[Stored entries]
....
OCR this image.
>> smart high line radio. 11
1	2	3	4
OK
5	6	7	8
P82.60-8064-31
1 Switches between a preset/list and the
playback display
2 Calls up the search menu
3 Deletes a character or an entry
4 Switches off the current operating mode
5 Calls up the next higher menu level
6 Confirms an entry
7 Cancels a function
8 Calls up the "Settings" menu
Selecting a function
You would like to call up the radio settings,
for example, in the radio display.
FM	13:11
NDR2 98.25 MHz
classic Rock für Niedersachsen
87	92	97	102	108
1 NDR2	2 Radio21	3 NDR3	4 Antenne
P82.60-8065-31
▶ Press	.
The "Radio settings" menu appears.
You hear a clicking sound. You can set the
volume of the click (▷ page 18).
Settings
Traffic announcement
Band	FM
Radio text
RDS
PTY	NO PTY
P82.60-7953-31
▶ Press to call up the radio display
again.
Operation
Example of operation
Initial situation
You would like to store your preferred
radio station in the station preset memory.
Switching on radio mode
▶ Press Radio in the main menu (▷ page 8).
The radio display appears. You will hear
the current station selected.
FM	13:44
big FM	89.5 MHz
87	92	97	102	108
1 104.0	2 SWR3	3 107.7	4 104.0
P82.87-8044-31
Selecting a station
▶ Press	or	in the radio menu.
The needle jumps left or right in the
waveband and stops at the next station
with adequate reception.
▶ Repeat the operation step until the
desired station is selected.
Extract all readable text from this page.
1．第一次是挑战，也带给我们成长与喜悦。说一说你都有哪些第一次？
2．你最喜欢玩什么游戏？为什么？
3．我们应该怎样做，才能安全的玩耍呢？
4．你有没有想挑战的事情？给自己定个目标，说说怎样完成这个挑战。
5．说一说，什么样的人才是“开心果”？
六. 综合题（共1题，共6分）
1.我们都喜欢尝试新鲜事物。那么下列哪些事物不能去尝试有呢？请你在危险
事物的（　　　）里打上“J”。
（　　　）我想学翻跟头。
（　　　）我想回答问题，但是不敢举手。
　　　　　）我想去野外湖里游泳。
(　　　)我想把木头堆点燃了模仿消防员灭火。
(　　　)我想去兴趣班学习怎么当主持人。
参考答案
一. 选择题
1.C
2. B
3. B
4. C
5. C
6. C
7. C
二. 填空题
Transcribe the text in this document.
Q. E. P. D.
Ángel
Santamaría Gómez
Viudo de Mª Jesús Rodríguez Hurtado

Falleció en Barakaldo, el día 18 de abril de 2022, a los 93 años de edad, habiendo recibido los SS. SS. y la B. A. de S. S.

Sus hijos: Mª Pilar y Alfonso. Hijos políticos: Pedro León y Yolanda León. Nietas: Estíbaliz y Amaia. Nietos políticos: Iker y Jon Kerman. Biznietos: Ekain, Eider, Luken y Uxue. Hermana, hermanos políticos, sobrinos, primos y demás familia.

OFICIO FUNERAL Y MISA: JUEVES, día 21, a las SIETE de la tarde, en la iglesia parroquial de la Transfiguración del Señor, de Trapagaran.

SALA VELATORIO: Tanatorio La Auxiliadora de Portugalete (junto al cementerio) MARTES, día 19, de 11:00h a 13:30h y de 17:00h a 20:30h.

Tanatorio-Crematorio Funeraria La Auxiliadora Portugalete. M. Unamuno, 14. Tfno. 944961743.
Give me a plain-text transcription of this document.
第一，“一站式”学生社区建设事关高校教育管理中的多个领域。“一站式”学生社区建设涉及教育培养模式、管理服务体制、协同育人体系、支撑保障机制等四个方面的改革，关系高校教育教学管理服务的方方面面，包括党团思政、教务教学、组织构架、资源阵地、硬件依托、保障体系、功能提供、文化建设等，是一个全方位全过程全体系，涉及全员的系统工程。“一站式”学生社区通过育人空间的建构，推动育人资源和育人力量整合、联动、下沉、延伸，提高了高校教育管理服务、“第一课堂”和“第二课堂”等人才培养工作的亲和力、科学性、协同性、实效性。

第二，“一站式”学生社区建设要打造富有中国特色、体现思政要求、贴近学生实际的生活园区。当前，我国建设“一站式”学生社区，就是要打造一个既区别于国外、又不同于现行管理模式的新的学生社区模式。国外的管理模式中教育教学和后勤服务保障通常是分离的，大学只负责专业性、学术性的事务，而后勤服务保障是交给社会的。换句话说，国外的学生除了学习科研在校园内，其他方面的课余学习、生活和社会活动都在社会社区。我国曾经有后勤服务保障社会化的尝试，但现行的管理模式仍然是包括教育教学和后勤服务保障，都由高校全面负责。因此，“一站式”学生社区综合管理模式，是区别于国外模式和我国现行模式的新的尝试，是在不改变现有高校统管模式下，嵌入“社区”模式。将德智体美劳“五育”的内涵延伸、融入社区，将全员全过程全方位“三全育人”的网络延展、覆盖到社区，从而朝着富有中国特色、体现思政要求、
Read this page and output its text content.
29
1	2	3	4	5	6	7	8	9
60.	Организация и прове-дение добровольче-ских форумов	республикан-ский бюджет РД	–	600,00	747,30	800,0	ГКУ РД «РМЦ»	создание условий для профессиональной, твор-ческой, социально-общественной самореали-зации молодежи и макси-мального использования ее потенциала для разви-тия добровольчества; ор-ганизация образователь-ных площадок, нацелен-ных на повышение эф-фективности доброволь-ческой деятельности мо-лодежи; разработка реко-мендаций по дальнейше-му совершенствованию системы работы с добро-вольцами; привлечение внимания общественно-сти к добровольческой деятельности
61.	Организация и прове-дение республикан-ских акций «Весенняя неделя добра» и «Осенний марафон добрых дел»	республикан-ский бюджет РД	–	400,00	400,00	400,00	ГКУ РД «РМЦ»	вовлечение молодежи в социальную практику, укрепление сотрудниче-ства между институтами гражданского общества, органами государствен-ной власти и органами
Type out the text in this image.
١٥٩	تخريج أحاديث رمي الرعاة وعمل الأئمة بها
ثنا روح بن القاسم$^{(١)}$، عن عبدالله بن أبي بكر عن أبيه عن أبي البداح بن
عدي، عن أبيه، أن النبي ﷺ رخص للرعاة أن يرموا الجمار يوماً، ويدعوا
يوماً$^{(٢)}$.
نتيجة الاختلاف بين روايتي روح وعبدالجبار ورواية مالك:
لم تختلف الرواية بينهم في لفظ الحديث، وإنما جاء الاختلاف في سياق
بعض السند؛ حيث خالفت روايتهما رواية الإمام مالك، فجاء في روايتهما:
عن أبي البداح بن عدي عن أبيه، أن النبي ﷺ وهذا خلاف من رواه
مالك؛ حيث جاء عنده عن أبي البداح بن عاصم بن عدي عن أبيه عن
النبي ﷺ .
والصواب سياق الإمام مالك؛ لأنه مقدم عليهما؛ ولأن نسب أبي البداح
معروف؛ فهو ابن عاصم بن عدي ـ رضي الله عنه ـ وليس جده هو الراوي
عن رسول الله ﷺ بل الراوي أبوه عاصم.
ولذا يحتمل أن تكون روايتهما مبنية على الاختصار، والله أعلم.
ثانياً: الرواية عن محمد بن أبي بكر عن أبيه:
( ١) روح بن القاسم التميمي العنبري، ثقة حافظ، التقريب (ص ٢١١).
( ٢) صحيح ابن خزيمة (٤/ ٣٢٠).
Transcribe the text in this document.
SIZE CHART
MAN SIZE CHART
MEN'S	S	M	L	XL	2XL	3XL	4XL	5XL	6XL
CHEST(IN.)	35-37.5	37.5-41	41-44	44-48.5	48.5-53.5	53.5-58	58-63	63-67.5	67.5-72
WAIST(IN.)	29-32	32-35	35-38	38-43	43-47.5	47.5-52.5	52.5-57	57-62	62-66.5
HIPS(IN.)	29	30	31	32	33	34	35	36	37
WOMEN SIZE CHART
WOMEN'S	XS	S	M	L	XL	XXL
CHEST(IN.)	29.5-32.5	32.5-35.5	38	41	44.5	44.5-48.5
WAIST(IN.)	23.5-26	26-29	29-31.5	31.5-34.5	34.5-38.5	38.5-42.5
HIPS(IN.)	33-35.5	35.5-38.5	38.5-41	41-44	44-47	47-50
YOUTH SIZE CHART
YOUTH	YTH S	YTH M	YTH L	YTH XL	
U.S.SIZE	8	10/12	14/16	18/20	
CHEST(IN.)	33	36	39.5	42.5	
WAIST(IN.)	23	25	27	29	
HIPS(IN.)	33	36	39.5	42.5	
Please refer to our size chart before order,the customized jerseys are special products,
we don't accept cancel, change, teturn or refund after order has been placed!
....
▶ [Instructions to follow]
Set out every line from the material that contains the string "Auxiliadora".

▶ [The response]
SALA VELATORIO: Tanatorio La Auxiliadora de Portugalete (junto al cementerio) MARTES, día 19, de 11:00h a 13:30h y de 17:00h a 20:30h.
Tanatorio-Crematorio Funeraria La Auxiliadora Portugalete. M. Unamuno, 14. Tfno. 944961743.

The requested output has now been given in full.